Records that describe figures
* begin *

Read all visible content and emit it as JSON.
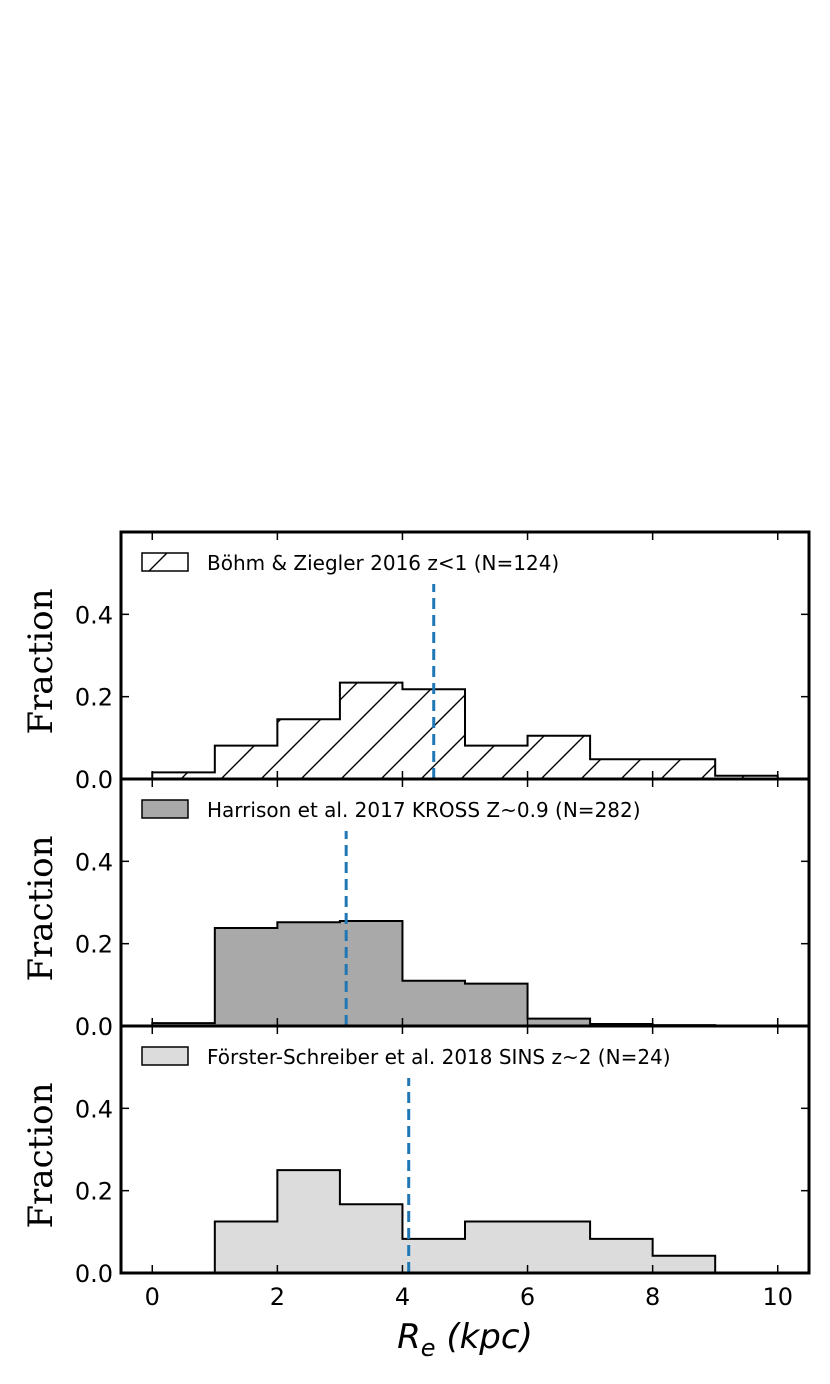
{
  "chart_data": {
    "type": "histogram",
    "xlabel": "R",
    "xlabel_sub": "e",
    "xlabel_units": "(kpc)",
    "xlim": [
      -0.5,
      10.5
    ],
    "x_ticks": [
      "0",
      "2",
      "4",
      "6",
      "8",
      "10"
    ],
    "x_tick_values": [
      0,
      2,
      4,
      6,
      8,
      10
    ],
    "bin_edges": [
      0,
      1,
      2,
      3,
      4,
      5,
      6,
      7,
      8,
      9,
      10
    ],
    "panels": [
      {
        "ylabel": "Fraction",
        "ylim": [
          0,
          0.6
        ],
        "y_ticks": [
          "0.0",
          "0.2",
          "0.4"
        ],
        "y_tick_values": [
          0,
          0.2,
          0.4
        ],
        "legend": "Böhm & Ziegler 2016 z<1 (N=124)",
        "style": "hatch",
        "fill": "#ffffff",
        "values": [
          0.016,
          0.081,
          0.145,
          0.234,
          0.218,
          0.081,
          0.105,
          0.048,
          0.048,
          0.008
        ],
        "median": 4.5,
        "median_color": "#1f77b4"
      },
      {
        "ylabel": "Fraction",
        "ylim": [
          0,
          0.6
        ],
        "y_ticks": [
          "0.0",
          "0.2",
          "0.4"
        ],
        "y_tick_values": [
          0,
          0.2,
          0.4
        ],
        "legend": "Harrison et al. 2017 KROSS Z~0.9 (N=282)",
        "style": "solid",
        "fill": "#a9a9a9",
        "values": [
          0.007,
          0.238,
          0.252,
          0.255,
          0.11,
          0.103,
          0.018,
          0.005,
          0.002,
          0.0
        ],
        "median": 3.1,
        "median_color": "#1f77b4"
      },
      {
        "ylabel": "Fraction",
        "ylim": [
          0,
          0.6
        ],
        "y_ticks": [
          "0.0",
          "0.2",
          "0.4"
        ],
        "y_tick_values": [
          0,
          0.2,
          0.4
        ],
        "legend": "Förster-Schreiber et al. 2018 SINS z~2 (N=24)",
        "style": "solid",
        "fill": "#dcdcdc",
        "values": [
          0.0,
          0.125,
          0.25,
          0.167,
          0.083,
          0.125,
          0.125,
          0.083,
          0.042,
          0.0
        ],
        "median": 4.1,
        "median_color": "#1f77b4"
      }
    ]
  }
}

* end *
* begin *

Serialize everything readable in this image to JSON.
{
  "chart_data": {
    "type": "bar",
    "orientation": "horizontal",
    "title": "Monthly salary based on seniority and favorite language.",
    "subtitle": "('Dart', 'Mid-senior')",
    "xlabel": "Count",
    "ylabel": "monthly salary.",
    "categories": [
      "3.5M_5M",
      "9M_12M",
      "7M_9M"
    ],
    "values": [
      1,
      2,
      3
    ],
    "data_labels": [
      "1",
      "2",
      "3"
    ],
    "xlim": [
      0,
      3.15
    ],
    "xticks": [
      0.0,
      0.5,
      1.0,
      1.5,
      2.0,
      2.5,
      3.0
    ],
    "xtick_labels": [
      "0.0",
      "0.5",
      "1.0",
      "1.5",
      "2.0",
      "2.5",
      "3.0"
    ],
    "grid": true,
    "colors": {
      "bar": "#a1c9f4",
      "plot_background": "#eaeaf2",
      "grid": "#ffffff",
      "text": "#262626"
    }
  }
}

* end *
* begin *

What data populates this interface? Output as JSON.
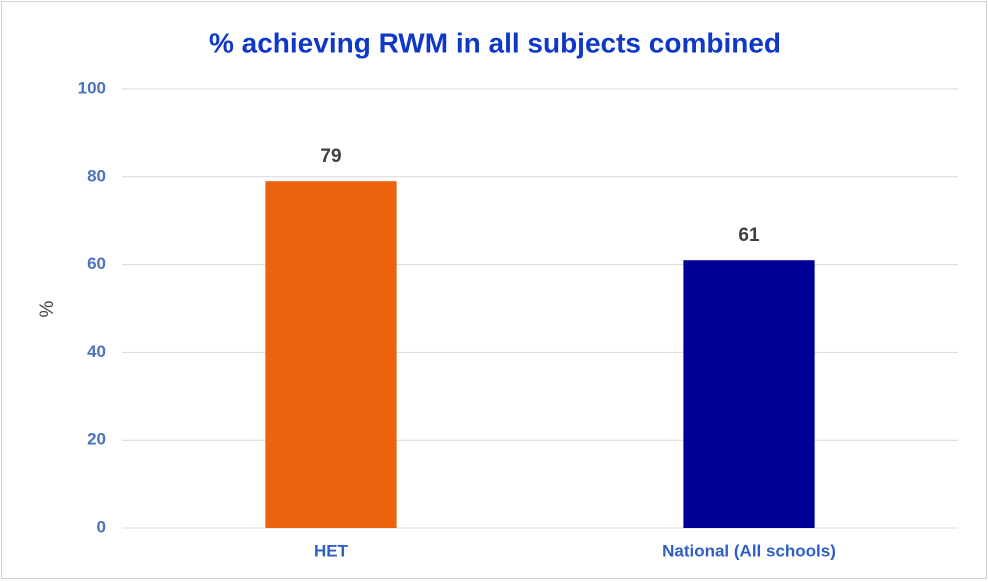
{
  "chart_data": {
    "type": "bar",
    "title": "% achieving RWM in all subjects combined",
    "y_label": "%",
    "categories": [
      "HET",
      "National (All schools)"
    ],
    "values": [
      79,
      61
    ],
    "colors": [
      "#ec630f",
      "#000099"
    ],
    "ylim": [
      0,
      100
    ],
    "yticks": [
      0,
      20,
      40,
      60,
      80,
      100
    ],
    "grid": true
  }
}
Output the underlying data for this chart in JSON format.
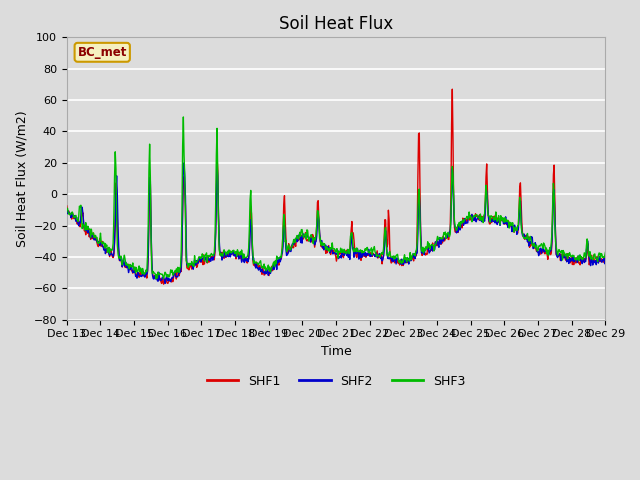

* end *

Aim of the task -> Beginning at the line above that contains "What data populates", repeat each line exactly through the one that contains "Output the underlying", and leave out the pictures.

Correct result ->
What data populates this interface? Output as JSON.
{
  "chart_data": {
    "type": "bar",
    "title": "% achieving RWM in all subjects combined",
    "y_label": "%",
    "categories": [
      "HET",
      "National (All schools)"
    ],
    "values": [
      79,
      61
    ],
    "colors": [
      "#ec630f",
      "#000099"
    ],
    "ylim": [
      0,
      100
    ],
    "yticks": [
      0,
      20,
      40,
      60,
      80,
      100
    ],
    "grid": true
  }
}
Output the underlying data for this chart in JSON format.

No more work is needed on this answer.